*TASK DESCRIPTION*
Within the material below, find each line bearing the word "Έργου" and present it.
* begin *
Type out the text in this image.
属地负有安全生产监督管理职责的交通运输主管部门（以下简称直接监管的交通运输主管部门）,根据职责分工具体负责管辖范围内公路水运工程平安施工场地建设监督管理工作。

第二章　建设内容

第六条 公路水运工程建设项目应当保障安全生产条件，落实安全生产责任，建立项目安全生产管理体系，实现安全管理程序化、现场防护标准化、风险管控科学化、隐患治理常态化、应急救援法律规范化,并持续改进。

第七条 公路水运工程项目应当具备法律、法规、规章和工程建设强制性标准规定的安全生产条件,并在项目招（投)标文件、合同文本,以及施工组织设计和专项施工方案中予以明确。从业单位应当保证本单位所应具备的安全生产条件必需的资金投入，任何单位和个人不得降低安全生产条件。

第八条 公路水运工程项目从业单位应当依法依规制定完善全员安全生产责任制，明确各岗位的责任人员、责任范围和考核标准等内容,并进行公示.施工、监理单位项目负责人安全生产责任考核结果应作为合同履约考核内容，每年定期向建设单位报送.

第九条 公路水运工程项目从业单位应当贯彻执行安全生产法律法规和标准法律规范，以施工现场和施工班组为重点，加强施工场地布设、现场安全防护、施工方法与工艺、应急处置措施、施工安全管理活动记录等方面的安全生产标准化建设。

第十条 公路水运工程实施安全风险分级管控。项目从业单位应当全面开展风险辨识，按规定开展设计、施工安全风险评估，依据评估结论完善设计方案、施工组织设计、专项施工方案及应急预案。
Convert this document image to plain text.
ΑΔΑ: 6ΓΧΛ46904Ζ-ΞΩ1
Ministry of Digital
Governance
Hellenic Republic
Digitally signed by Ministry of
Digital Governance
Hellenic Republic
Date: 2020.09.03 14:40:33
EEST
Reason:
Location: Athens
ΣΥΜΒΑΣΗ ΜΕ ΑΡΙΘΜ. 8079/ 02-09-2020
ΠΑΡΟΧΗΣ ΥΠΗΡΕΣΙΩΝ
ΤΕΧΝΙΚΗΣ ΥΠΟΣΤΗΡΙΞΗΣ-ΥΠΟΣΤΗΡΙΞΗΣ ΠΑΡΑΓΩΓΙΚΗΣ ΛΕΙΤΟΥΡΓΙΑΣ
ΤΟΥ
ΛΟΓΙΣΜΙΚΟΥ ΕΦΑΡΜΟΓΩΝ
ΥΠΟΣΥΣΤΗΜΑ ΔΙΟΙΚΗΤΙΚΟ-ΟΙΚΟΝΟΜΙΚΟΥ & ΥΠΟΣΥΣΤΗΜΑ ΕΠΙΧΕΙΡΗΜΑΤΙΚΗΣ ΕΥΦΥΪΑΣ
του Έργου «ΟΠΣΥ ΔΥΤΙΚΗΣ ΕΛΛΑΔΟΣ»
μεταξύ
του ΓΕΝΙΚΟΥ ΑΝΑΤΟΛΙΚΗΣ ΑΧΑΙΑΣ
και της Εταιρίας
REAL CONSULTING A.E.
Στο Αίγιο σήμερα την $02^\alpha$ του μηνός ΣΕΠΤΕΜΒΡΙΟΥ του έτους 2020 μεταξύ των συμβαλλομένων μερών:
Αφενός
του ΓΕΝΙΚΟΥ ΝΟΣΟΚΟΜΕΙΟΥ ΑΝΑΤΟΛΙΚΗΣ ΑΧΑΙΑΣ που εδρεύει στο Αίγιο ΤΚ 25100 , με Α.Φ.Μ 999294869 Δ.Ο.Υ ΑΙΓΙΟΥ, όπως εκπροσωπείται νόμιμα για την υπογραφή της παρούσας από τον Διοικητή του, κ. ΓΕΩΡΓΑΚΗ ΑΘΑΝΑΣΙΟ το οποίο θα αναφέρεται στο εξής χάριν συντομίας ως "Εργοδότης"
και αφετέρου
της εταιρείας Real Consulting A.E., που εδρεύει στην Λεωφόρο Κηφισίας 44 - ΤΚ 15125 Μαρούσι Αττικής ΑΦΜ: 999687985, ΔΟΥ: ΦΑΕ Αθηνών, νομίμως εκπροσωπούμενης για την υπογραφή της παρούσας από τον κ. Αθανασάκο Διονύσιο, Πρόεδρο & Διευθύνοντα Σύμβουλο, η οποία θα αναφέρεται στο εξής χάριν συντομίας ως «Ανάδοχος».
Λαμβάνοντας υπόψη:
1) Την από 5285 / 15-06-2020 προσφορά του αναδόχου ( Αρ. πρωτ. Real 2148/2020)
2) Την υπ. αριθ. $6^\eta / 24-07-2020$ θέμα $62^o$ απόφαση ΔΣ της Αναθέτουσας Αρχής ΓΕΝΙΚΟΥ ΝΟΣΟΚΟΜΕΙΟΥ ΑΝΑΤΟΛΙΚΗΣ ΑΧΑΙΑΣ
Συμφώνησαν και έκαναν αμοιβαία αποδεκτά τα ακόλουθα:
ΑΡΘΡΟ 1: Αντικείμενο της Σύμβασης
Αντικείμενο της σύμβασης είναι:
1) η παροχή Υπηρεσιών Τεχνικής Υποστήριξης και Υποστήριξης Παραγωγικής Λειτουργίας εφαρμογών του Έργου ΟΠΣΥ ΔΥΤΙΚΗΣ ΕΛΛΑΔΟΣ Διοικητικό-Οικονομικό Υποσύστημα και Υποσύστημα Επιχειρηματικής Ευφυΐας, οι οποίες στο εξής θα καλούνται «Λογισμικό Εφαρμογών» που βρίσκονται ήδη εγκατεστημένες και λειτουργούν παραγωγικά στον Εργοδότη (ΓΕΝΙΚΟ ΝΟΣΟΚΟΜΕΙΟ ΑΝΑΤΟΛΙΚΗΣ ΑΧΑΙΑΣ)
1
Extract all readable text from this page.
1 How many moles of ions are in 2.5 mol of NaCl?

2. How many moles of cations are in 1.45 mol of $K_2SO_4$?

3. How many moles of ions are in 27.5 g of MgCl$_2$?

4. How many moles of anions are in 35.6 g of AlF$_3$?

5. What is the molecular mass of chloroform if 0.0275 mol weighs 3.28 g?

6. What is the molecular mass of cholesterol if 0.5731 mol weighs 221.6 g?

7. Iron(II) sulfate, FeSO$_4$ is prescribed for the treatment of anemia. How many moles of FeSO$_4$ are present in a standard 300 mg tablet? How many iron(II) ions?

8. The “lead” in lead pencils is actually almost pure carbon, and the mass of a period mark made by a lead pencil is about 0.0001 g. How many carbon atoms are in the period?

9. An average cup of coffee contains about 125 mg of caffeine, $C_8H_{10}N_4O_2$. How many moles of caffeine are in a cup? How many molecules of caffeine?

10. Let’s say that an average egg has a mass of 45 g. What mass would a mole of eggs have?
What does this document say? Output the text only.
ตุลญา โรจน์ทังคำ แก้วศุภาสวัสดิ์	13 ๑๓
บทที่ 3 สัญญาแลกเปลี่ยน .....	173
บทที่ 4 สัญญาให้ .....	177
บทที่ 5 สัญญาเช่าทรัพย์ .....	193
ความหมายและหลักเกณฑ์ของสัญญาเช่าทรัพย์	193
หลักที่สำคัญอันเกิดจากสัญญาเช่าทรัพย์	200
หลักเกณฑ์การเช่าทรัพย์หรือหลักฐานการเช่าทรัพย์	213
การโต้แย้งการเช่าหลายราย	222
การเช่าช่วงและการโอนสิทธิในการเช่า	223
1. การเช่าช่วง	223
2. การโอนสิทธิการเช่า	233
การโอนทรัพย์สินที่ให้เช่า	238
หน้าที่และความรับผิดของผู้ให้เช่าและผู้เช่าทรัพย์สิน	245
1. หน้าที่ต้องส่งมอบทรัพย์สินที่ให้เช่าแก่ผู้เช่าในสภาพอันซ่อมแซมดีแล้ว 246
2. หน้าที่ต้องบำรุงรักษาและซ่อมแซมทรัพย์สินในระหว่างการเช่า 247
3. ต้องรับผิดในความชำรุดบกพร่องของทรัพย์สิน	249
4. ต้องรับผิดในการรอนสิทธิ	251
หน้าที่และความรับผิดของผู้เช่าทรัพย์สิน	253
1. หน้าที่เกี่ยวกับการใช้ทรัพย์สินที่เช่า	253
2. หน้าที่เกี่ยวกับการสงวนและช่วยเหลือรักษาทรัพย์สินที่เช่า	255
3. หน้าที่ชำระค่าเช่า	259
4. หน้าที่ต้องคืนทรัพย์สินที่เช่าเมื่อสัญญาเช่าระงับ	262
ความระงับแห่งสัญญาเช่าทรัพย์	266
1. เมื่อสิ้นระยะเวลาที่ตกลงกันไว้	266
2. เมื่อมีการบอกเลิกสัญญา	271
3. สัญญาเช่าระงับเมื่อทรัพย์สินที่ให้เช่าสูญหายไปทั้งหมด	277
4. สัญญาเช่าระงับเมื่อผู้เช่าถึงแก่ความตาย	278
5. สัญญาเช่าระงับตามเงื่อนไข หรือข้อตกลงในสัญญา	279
* end *
*SOLUTION FOR THIS PROBLEM*
του Έργου «ΟΠΣΥ ΔΥΤΙΚΗΣ ΕΛΛΑΔΟΣ»
1) η παροχή Υπηρεσιών Τεχνικής Υποστήριξης και Υποστήριξης Παραγωγικής Λειτουργίας εφαρμογών του Έργου ΟΠΣΥ ΔΥΤΙΚΗΣ ΕΛΛΑΔΟΣ Διοικητικό-Οικονομικό Υποσύστημα και Υποσύστημα Επιχειρηματικής Ευφυΐας, οι οποίες στο εξής θα καλούνται «Λογισμικό Εφαρμογών» που βρίσκονται ήδη εγκατεστημένες και λειτουργούν παραγωγικά στον Εργοδότη (ΓΕΝΙΚΟ ΝΟΣΟΚΟΜΕΙΟ ΑΝΑΤΟΛΙΚΗΣ ΑΧΑΙΑΣ)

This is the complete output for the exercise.